— Saved entries —

-- start --

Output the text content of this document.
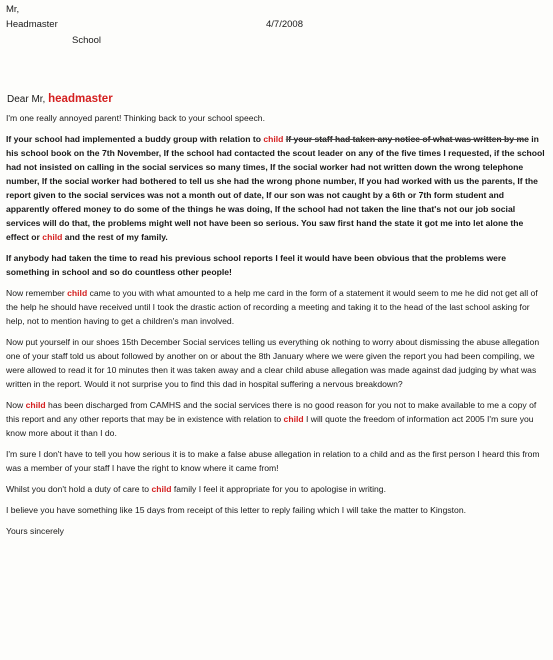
Mr,
Headmaster
School
4/7/2008
Dear Mr, headmaster

I'm one really annoyed parent! Thinking back to your school speech.

If your school had implemented a buddy group with relation to child If your staff had taken any notice of what was written by me in his school book on the 7th November, If the school had contacted the scout leader on any of the five times I requested, if the school had not insisted on calling in the social services so many times, If the social worker had not written down the wrong telephone number, If the social worker had bothered to tell us she had the wrong phone number, If you had worked with us the parents, If the report given to the social services was not a month out of date, If our son was not caught by a 6th or 7th form student and apparently offered money to do some of the things he was doing, If the school had not taken the line that's not our job social services will do that, the problems might well not have been so serious. You saw first hand the state it got me into let alone the effect or child and the rest of my family.

If anybody had taken the time to read his previous school reports I feel it would have been obvious that the problems were something in school and so do countless other people!

Now remember child came to you with what amounted to a help me card in the form of a statement it would seem to me he did not get all of the help he should have received until I took the drastic action of recording a meeting and taking it to the head of the last school asking for help, not to mention having to get a children's man involved.

Now put yourself in our shoes 15th December Social services telling us everything ok nothing to worry about dismissing the abuse allegation one of your staff told us about followed by another on or about the 8th January where we were given the report you had been compiling, we were allowed to read it for 10 minutes then it was taken away and a clear child abuse allegation was made against dad judging by what was written in the report. Would it not surprise you to find this dad in hospital suffering a nervous breakdown?

Now child has been discharged from CAMHS and the social services there is no good reason for you not to make available to me a copy of this report and any other reports that may be in existence with relation to child I will quote the freedom of information act 2005 I'm sure you know more about it than I do.

I'm sure I don't have to tell you how serious it is to make a false abuse allegation in relation to a child and as the first person I heard this from was a member of your staff I have the right to know where it came from!

Whilst you don't hold a duty of care to child family I feel it appropriate for you to apologise in writing.

I believe you have something like 15 days from receipt of this letter to reply failing which I will take the matter to Kingston.

Yours sincerely
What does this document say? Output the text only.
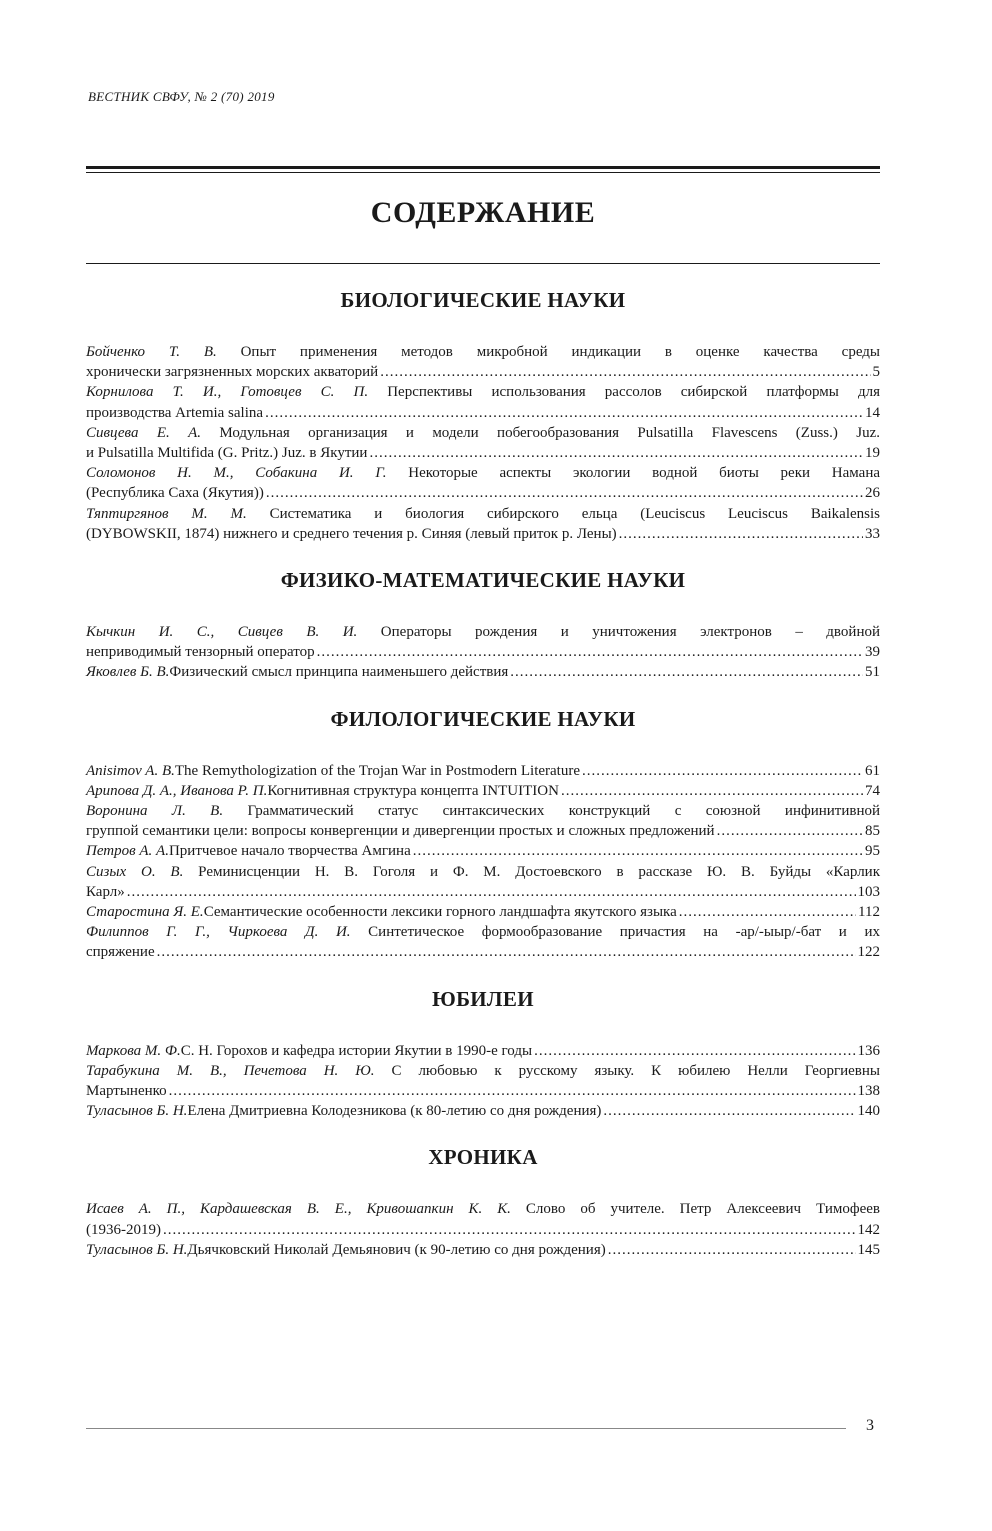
ВЕСТНИК СВФУ, № 2 (70) 2019
СОДЕРЖАНИЕ
БИОЛОГИЧЕСКИЕ НАУКИ
Бойченко Т. В. Опыт применения методов микробной индикации в оценке качества среды
хронически загрязненных морских акваторий .....	5
Корнилова Т. И., Готовцев С. П. Перспективы использования рассолов сибирской платформы для
производства Artemia salina .....	14
Сивцева Е. А. Модульная организация и модели побегообразования Pulsatilla Flavescens (Zuss.) Juz.
и Pulsatilla Multifida (G. Pritz.) Juz. в Якутии .....	19
Соломонов Н. М., Собакина И. Г. Некоторые аспекты экологии водной биоты реки Намана
(Республика Саха (Якутия)) .....	26
Тяптиргянов М. М. Систематика и биология сибирского ельца (Leuciscus Leuciscus Baikalensis
(DYBOWSKII, 1874) нижнего и среднего течения р. Синяя (левый приток р. Лены) .....	33
ФИЗИКО-МАТЕМАТИЧЕСКИЕ НАУКИ
Кычкин И. С., Сивцев В. И. Операторы рождения и уничтожения электронов – двойной
неприводимый тензорный оператор .....	39
Яковлев Б. В. Физический смысл принципа наименьшего действия .....	51
ФИЛОЛОГИЧЕСКИЕ НАУКИ
Anisimov A. B. The Remythologization of the Trojan War in Postmodern Literature .....	61
Арипова Д. А., Иванова Р. П. Когнитивная структура концепта INTUITION .....	74
Воронина Л. В. Грамматический статус синтаксических конструкций с союзной инфинитивной
группой семантики цели: вопросы конвергенции и дивергенции простых и сложных предложений .....	85
Петров А. А. Притчевое начало творчества Амгина .....	95
Сизых О. В. Реминисценции Н. В. Гоголя и Ф. М. Достоевского в рассказе Ю. В. Буйды «Карлик
Карл» .....	103
Старостина Я. Е. Семантические особенности лексики горного ландшафта якутского языка .....	112
Филиппов Г. Г., Чиркоева Д. И. Синтетическое формообразование причастия на -ар/-ыыр/-бат и их
спряжение .....	122
ЮБИЛЕИ
Маркова М. Ф. С. Н. Горохов и кафедра истории Якутии в 1990-е годы .....	136
Тарабукина М. В., Печетова Н. Ю. С любовью к русскому языку. К юбилею Нелли Георгиевны
Мартыненко .....	138
Туласынов Б. Н. Елена Дмитриевна Колодезникова (к 80-летию со дня рождения) .....	140
ХРОНИКА
Исаев А. П., Кардашевская В. Е., Кривошапкин К. К. Слово об учителе. Петр Алексеевич Тимофеев
(1936-2019) .....	142
Туласынов Б. Н. Дьячковский Николай Демьянович (к 90-летию со дня рождения) .....	145
3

-- end --

— Task details —
Say how many lines in the records hold the string "where", and say nothing else.

— Answer to the task —
2